## [Instructions to follow]
Quote every line as written. Omit pictures.

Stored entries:
++++++++++++++++++++
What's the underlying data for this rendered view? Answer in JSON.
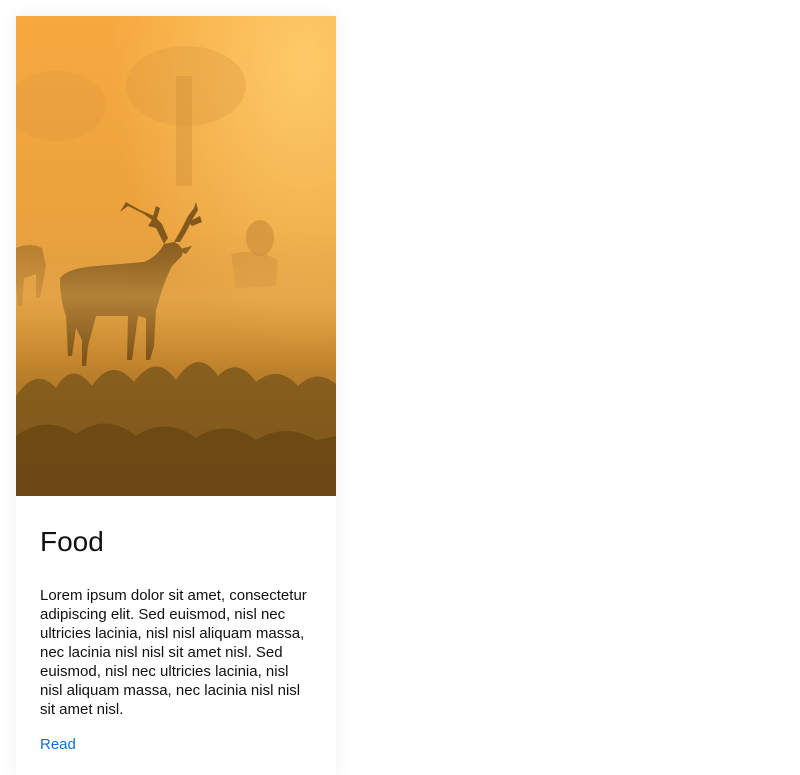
{
  "card": {
    "image": {
      "subject": "deer-in-foggy-sunrise",
      "colors": {
        "sky_top": "#f9b24a",
        "sky_mid": "#e9a13c",
        "ground": "#7a5518",
        "silhouette": "#6b4a16"
      }
    },
    "title": "Food",
    "text": "Lorem ipsum dolor sit amet, consectetur adipiscing elit. Sed euismod, nisl nec ultricies lacinia, nisl nisl aliquam massa, nec lacinia nisl nisl sit amet nisl. Sed euismod, nisl nec ultricies lacinia, nisl nisl aliquam massa, nec lacinia nisl nisl sit amet nisl.",
    "link_label": "Read",
    "link_color": "#0a73d6"
  }
}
++++++++++++++++++++
## [Finished answer]
What's the underlying data for this rendered view? Answer in JSON.
{
  "card": {
    "image": {
      "subject": "deer-in-foggy-sunrise",
      "colors": {
        "sky_top": "#f9b24a",
        "sky_mid": "#e9a13c",
        "ground": "#7a5518",
        "silhouette": "#6b4a16"
      }
    },
    "title": "Food",
    "text": "Lorem ipsum dolor sit amet, consectetur adipiscing elit. Sed euismod, nisl nec ultricies lacinia, nisl nisl aliquam massa, nec lacinia nisl nisl sit amet nisl. Sed euismod, nisl nec ultricies lacinia, nisl nisl aliquam massa, nec lacinia nisl nisl sit amet nisl.",
    "link_label": "Read",
    "link_color": "#0a73d6"
  }
}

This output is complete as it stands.